Task details: Within the records that follow, find every line containing the string "main". Copy those lines.

— start Extracted records —

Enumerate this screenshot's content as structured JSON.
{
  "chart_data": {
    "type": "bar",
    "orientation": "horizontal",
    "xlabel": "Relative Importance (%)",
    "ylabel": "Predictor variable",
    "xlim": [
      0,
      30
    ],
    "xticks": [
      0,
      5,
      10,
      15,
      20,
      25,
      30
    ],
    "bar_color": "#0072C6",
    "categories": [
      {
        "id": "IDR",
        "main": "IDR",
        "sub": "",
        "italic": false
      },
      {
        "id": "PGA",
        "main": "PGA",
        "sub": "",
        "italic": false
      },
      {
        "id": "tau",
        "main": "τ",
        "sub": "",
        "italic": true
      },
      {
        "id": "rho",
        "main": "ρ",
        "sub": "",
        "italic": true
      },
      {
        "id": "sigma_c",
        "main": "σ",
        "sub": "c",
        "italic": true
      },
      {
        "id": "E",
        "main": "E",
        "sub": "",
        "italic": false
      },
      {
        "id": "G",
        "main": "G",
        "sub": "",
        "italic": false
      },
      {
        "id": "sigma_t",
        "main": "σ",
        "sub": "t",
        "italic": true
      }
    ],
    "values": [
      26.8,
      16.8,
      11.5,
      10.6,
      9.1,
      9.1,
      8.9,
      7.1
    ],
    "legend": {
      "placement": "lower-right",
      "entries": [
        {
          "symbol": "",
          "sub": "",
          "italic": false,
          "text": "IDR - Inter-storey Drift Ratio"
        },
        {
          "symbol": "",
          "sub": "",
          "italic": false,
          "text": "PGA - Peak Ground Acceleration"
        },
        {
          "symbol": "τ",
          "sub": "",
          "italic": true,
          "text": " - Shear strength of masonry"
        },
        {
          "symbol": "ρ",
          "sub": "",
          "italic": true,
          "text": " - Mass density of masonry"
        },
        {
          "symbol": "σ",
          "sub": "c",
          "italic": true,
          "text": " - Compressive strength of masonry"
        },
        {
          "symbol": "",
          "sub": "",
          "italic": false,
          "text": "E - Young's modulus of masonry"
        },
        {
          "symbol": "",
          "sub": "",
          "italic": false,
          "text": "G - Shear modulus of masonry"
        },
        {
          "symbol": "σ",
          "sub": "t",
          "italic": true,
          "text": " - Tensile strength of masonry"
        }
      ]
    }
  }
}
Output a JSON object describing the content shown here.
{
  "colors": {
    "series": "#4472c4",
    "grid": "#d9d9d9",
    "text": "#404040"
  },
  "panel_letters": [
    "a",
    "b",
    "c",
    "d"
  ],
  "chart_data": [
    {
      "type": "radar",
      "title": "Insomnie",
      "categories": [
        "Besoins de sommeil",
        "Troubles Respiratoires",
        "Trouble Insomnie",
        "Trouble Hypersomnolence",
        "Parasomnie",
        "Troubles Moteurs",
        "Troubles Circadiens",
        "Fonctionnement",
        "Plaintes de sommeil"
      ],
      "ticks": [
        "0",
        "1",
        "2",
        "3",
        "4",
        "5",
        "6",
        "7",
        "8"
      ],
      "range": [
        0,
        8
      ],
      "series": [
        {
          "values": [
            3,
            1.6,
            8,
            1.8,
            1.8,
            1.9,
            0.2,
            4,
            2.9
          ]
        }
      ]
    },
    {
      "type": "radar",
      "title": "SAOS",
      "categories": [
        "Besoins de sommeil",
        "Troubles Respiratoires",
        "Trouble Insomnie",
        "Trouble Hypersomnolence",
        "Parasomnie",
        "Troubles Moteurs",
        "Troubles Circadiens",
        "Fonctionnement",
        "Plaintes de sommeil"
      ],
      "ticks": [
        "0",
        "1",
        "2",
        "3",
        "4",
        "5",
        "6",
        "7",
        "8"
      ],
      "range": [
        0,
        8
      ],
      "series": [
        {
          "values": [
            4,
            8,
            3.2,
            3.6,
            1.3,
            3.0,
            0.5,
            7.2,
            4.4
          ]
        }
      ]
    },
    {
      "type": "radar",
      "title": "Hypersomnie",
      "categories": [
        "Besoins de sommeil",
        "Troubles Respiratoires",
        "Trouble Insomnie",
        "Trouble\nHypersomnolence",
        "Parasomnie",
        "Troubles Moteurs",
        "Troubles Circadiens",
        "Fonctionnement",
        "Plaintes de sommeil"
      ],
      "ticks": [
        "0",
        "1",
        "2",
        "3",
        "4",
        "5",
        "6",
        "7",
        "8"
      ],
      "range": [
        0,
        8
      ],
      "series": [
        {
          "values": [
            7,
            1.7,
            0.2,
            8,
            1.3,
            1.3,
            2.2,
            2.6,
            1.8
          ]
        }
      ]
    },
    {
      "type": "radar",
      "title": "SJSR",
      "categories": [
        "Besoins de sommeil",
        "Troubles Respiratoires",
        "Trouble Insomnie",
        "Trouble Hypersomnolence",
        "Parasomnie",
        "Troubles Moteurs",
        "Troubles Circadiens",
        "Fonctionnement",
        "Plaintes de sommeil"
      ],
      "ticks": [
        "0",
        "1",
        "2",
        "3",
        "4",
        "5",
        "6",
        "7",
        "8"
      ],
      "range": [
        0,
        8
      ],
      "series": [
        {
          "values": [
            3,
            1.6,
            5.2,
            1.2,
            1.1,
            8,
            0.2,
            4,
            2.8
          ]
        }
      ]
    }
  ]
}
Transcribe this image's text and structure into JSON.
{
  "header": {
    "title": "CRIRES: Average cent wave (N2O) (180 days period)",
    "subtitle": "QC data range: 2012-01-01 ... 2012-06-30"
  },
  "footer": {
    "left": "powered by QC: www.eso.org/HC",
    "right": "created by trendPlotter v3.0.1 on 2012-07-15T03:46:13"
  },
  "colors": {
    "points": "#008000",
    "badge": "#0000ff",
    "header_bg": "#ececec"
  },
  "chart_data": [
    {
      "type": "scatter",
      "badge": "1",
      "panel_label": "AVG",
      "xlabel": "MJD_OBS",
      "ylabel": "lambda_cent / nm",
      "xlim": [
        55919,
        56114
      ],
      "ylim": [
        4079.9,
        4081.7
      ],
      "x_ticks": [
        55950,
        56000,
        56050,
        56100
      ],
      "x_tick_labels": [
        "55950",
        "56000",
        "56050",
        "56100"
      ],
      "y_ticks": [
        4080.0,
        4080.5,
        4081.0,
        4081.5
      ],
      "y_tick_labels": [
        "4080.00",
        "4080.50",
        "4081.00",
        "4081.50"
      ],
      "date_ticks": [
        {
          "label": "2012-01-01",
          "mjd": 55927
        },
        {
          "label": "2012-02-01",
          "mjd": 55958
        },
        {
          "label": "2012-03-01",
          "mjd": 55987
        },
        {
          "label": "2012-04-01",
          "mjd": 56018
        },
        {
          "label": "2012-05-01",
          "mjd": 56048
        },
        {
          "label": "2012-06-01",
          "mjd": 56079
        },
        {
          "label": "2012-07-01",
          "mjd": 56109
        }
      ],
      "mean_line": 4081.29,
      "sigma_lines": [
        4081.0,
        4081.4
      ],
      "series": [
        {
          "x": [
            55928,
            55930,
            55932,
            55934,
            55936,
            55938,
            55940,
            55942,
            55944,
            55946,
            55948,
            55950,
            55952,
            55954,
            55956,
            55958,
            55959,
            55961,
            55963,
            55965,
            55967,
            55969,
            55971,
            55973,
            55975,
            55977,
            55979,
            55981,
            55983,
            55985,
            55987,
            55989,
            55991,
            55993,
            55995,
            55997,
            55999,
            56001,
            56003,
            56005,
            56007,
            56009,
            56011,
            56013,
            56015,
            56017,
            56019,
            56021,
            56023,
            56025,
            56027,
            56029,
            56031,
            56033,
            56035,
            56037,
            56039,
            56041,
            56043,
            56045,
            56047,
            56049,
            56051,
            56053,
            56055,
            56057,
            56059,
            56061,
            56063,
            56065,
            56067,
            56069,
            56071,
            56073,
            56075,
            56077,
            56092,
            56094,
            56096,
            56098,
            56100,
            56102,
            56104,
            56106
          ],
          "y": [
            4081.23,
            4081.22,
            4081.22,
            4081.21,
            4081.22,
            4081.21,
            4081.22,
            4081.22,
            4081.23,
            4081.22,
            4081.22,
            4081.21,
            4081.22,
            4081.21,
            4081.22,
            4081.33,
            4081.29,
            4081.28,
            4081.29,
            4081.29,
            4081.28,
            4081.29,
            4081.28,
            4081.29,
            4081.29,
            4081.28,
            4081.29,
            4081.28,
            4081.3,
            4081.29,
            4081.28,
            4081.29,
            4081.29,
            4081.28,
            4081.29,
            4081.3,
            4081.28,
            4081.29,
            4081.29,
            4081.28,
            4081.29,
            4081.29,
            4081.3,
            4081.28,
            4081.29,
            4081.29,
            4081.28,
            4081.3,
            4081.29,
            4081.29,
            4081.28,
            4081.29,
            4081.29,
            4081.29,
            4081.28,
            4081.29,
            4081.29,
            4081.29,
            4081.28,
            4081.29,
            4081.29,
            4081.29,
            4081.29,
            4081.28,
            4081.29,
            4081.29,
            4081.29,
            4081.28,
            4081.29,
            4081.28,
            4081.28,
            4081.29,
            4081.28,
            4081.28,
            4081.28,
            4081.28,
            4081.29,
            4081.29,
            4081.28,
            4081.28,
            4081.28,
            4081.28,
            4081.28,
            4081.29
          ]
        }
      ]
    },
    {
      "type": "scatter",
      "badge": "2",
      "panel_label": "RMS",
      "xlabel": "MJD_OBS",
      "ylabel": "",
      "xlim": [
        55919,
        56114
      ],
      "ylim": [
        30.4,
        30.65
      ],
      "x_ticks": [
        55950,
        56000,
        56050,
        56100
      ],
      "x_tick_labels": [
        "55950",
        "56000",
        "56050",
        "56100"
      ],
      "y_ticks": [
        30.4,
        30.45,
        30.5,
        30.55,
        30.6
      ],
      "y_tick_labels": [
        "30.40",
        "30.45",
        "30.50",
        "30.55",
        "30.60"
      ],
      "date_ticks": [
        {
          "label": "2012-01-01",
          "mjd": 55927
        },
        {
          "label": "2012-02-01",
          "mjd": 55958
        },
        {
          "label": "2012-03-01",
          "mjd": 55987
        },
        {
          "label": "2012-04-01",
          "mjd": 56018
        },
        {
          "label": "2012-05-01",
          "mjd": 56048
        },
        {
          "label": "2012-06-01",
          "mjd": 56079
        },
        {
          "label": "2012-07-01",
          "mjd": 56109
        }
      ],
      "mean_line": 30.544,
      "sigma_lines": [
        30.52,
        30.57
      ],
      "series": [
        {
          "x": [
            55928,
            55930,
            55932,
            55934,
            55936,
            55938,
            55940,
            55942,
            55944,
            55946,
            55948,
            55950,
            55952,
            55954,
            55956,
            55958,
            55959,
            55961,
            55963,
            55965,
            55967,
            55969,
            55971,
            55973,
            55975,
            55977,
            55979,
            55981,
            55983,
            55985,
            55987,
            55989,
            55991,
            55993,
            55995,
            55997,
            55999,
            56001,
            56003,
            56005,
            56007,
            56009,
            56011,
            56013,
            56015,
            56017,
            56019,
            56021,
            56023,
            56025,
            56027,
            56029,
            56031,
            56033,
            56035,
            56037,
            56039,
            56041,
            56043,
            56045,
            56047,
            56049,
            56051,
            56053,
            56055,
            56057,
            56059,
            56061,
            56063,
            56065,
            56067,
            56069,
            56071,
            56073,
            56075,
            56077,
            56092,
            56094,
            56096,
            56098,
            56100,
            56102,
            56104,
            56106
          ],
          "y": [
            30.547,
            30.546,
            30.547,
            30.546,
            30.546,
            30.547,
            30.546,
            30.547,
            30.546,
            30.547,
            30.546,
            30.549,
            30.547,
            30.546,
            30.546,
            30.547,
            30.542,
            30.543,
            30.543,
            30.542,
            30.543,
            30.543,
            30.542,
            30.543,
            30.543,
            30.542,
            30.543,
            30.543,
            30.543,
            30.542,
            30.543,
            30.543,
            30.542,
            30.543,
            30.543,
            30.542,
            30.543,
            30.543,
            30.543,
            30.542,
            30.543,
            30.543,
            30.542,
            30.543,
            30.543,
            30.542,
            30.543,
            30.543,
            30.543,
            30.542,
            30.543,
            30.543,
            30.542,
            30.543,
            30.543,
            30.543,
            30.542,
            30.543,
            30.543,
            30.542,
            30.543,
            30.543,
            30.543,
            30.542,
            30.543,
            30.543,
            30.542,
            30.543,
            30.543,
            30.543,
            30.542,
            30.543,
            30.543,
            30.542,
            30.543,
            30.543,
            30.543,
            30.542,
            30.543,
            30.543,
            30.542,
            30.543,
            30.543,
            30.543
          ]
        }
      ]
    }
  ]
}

— end Extracted records —

Result of this task:
        "main": "IDR",
        "main": "PGA",
        "main": "τ",
        "main": "ρ",
        "main": "σ",
        "main": "E",
        "main": "G",
        "main": "σ",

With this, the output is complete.